**WHAT THIS TASK INVOLVES:** Copy every one of the following rows, swapping "star-icon" for "rating-star-icon" wherever it occurs and keeping everything else identical. Omit the pictures.

╭─ RECORD SET

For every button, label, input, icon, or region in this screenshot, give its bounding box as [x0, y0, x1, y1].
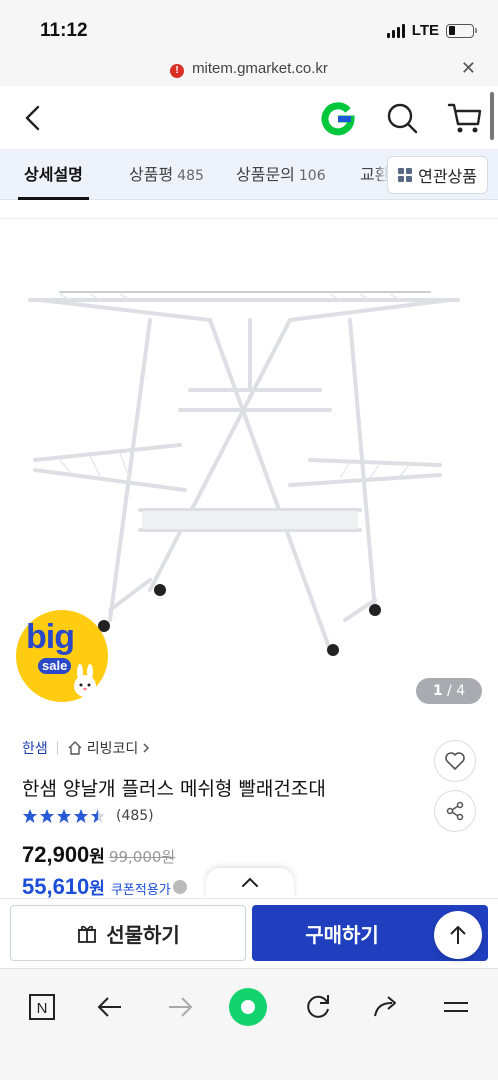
tab-inquiries[interactable]: 상품문의 106 — [236, 150, 326, 200]
coupon-price: 55,610 — [22, 874, 90, 899]
category-link[interactable]: 리빙코디 — [67, 738, 151, 758]
home-letter: N — [37, 1000, 48, 1017]
network-type: LTE — [411, 22, 439, 39]
star-icon — [91, 809, 105, 823]
tab-description[interactable]: 상세설명 — [18, 150, 89, 200]
purchase-bar: 선물하기 구매하기 — [0, 898, 498, 968]
search-button[interactable] — [384, 100, 420, 136]
battery-icon — [446, 23, 477, 38]
scroll-top-button[interactable] — [434, 911, 482, 959]
tab-label: 상품문의 — [236, 165, 295, 184]
green-dot-button[interactable] — [226, 985, 270, 1029]
browser-forward-button[interactable] — [158, 985, 202, 1029]
refresh-icon — [307, 995, 329, 1018]
tab-label: 상품평 — [129, 165, 174, 184]
app-header — [0, 86, 498, 150]
coupon-label: 쿠폰적용가 — [110, 883, 171, 898]
review-count: (485) — [116, 808, 154, 824]
current-page: 1 — [432, 683, 443, 699]
related-label: 연관상품 — [418, 167, 477, 186]
star-icon — [40, 809, 54, 823]
tab-count: 106 — [298, 168, 326, 184]
url-text: mitem.gmarket.co.kr — [192, 60, 328, 77]
naver-home-icon: N — [29, 994, 55, 1020]
share-button[interactable] — [434, 790, 476, 832]
bunny-icon — [74, 664, 96, 697]
image-page-indicator: 1 / 4 — [416, 678, 482, 704]
naver-home-button[interactable]: N — [20, 985, 64, 1029]
gift-label: 선물하기 — [106, 922, 180, 947]
forward-arrow-icon — [169, 997, 193, 1017]
refresh-button[interactable] — [296, 985, 340, 1029]
badge-big-text: big — [26, 618, 75, 656]
browser-back-button[interactable] — [88, 985, 132, 1029]
wishlist-button[interactable] — [434, 740, 476, 782]
product-image-gallery[interactable]: big sale 1 / 4 — [0, 220, 498, 720]
category-label: 리빙코디 — [86, 741, 139, 757]
status-icons: LTE — [386, 22, 477, 39]
gift-button[interactable]: 선물하기 — [10, 905, 246, 961]
browser-toolbar: N — [0, 968, 498, 1080]
price-unit: 원 — [89, 847, 105, 867]
tab-label: 교환 — [360, 165, 390, 184]
g-logo-icon — [321, 102, 355, 136]
back-arrow-icon — [97, 997, 121, 1017]
info-icon[interactable] — [172, 880, 187, 894]
home-icon — [68, 741, 82, 755]
back-icon — [25, 105, 40, 131]
green-dot-icon — [229, 988, 267, 1026]
tab-bar: 상세설명 상품평 485 상품문의 106 교환 연관상품 — [0, 150, 498, 200]
brand-row: 한샘 리빙코디 — [22, 738, 150, 758]
content-peek — [0, 201, 498, 219]
status-time: 11:12 — [40, 20, 88, 41]
sale-price: 72,900 — [22, 842, 90, 867]
scroll-indicator — [490, 92, 494, 140]
signal-icon — [386, 23, 405, 38]
back-button[interactable] — [16, 100, 52, 136]
divider — [56, 741, 58, 755]
gmarket-logo[interactable] — [320, 101, 356, 137]
tab-reviews[interactable]: 상품평 485 — [129, 150, 204, 200]
share-nodes-icon — [446, 801, 464, 821]
browser-share-button[interactable] — [364, 985, 408, 1029]
cart-button[interactable] — [446, 100, 484, 136]
gift-icon — [78, 925, 97, 943]
product-title: 한샘 양날개 플러스 메쉬형 빨래건조대 — [22, 778, 326, 800]
brand-link[interactable]: 한샘 — [22, 738, 48, 758]
cart-icon — [447, 103, 482, 133]
total-pages: 4 — [456, 683, 466, 699]
heart-icon — [445, 752, 465, 770]
chevron-up-icon — [242, 877, 258, 887]
big-sale-badge: big sale — [16, 610, 108, 702]
original-price: 99,000원 — [108, 848, 176, 866]
coupon-price-unit: 원 — [89, 879, 105, 899]
grid-icon — [398, 168, 413, 182]
star-icon — [23, 809, 37, 823]
chevron-right-icon — [143, 743, 150, 753]
price-row: 72,900 원 99,000원 — [22, 842, 175, 868]
share-icon — [374, 996, 396, 1017]
star-icon — [57, 809, 71, 823]
related-products-button[interactable]: 연관상품 — [387, 156, 488, 194]
tab-label: 상세설명 — [24, 165, 83, 184]
menu-icon — [444, 1002, 468, 1012]
close-icon[interactable]: ✕ — [461, 58, 476, 79]
expand-toggle[interactable] — [206, 868, 294, 900]
menu-button[interactable] — [434, 985, 478, 1029]
tab-count: 485 — [177, 168, 204, 184]
star-icon — [74, 809, 88, 823]
warning-icon: ! — [170, 64, 185, 78]
rating-stars — [22, 808, 106, 824]
coupon-price-row[interactable]: 55,610 원 쿠폰적용가 — [22, 874, 187, 900]
buy-label: 구매하기 — [305, 922, 379, 947]
rating-row[interactable]: (485) — [22, 808, 154, 824]
page-separator: / — [447, 683, 452, 699]
search-icon — [387, 103, 418, 134]
url-display[interactable]: ! mitem.gmarket.co.kr — [0, 60, 498, 78]
arrow-up-icon — [450, 926, 466, 944]
tab-exchange[interactable]: 교환 — [360, 150, 389, 200]
badge-sale-text: sale — [38, 658, 72, 674]
url-bar[interactable]: ! mitem.gmarket.co.kr ✕ — [0, 58, 498, 86]
status-bar: 11:12 LTE — [0, 0, 498, 58]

╰─

**PROBLEM SOLUTION:**
For every button, label, input, icon, or region in this screenshot, give its bounding box as [x0, y0, x1, y1].
tab-inquiries[interactable]: 상품문의 106 — [236, 150, 326, 200]
coupon-price: 55,610 — [22, 874, 90, 899]
category-link[interactable]: 리빙코디 — [67, 738, 151, 758]
home-letter: N — [37, 1000, 48, 1017]
network-type: LTE — [411, 22, 439, 39]
rating-star-icon — [91, 809, 105, 823]
tab-description[interactable]: 상세설명 — [18, 150, 89, 200]
purchase-bar: 선물하기 구매하기 — [0, 898, 498, 968]
search-button[interactable] — [384, 100, 420, 136]
battery-icon — [446, 23, 477, 38]
scroll-top-button[interactable] — [434, 911, 482, 959]
tab-label: 상품문의 — [236, 165, 295, 184]
green-dot-button[interactable] — [226, 985, 270, 1029]
browser-forward-button[interactable] — [158, 985, 202, 1029]
refresh-icon — [307, 995, 329, 1018]
tab-label: 상품평 — [129, 165, 174, 184]
app-header — [0, 86, 498, 150]
coupon-label: 쿠폰적용가 — [110, 883, 171, 898]
review-count: (485) — [116, 808, 154, 824]
current-page: 1 — [432, 683, 443, 699]
related-label: 연관상품 — [418, 167, 477, 186]
rating-star-icon — [40, 809, 54, 823]
tab-count: 106 — [298, 168, 326, 184]
url-text: mitem.gmarket.co.kr — [192, 60, 328, 77]
naver-home-icon: N — [29, 994, 55, 1020]
share-button[interactable] — [434, 790, 476, 832]
bunny-icon — [74, 664, 96, 697]
image-page-indicator: 1 / 4 — [416, 678, 482, 704]
naver-home-button[interactable]: N — [20, 985, 64, 1029]
gift-label: 선물하기 — [106, 922, 180, 947]
forward-arrow-icon — [169, 997, 193, 1017]
refresh-button[interactable] — [296, 985, 340, 1029]
badge-big-text: big — [26, 618, 75, 656]
browser-back-button[interactable] — [88, 985, 132, 1029]
wishlist-button[interactable] — [434, 740, 476, 782]
product-image-gallery[interactable]: big sale 1 / 4 — [0, 220, 498, 720]
category-label: 리빙코디 — [86, 741, 139, 757]
status-icons: LTE — [386, 22, 477, 39]
gift-button[interactable]: 선물하기 — [10, 905, 246, 961]
browser-toolbar: N — [0, 968, 498, 1080]
price-unit: 원 — [89, 847, 105, 867]
tab-label: 교환 — [360, 165, 390, 184]
g-logo-icon — [321, 102, 355, 136]
back-arrow-icon — [97, 997, 121, 1017]
info-icon[interactable] — [172, 880, 187, 894]
home-icon — [68, 741, 82, 755]
back-icon — [25, 105, 40, 131]
green-dot-icon — [229, 988, 267, 1026]
tab-bar: 상세설명 상품평 485 상품문의 106 교환 연관상품 — [0, 150, 498, 200]
brand-row: 한샘 리빙코디 — [22, 738, 150, 758]
content-peek — [0, 201, 498, 219]
status-time: 11:12 — [40, 20, 88, 41]
sale-price: 72,900 — [22, 842, 90, 867]
scroll-indicator — [490, 92, 494, 140]
signal-icon — [386, 23, 405, 38]
back-button[interactable] — [16, 100, 52, 136]
divider — [56, 741, 58, 755]
gmarket-logo[interactable] — [320, 101, 356, 137]
tab-reviews[interactable]: 상품평 485 — [129, 150, 204, 200]
share-nodes-icon — [446, 801, 464, 821]
browser-share-button[interactable] — [364, 985, 408, 1029]
cart-button[interactable] — [446, 100, 484, 136]
gift-icon — [78, 925, 97, 943]
product-title: 한샘 양날개 플러스 메쉬형 빨래건조대 — [22, 778, 326, 800]
brand-link[interactable]: 한샘 — [22, 738, 48, 758]
cart-icon — [447, 103, 482, 133]
total-pages: 4 — [456, 683, 466, 699]
heart-icon — [445, 752, 465, 770]
chevron-up-icon — [242, 877, 258, 887]
big-sale-badge: big sale — [16, 610, 108, 702]
original-price: 99,000원 — [108, 848, 176, 866]
coupon-price-unit: 원 — [89, 879, 105, 899]
grid-icon — [398, 168, 413, 182]
rating-star-icon — [23, 809, 37, 823]
chevron-right-icon — [143, 743, 150, 753]
price-row: 72,900 원 99,000원 — [22, 842, 175, 868]
share-icon — [374, 996, 396, 1017]
rating-star-icon — [57, 809, 71, 823]
related-products-button[interactable]: 연관상품 — [387, 156, 488, 194]
tab-label: 상세설명 — [24, 165, 83, 184]
menu-icon — [444, 1002, 468, 1012]
close-icon[interactable]: ✕ — [461, 58, 476, 79]
expand-toggle[interactable] — [206, 868, 294, 900]
menu-button[interactable] — [434, 985, 478, 1029]
tab-count: 485 — [177, 168, 204, 184]
rating-star-icon — [74, 809, 88, 823]
warning-icon: ! — [170, 64, 185, 78]
rating-stars — [22, 808, 106, 824]
coupon-price-row[interactable]: 55,610 원 쿠폰적용가 — [22, 874, 187, 900]
buy-label: 구매하기 — [305, 922, 379, 947]
rating-row[interactable]: (485) — [22, 808, 154, 824]
page-separator: / — [447, 683, 452, 699]
search-icon — [387, 103, 418, 134]
url-display[interactable]: ! mitem.gmarket.co.kr — [0, 60, 498, 78]
arrow-up-icon — [450, 926, 466, 944]
tab-exchange[interactable]: 교환 — [360, 150, 389, 200]
badge-sale-text: sale — [38, 658, 72, 674]
url-bar[interactable]: ! mitem.gmarket.co.kr ✕ — [0, 58, 498, 86]
status-bar: 11:12 LTE — [0, 0, 498, 58]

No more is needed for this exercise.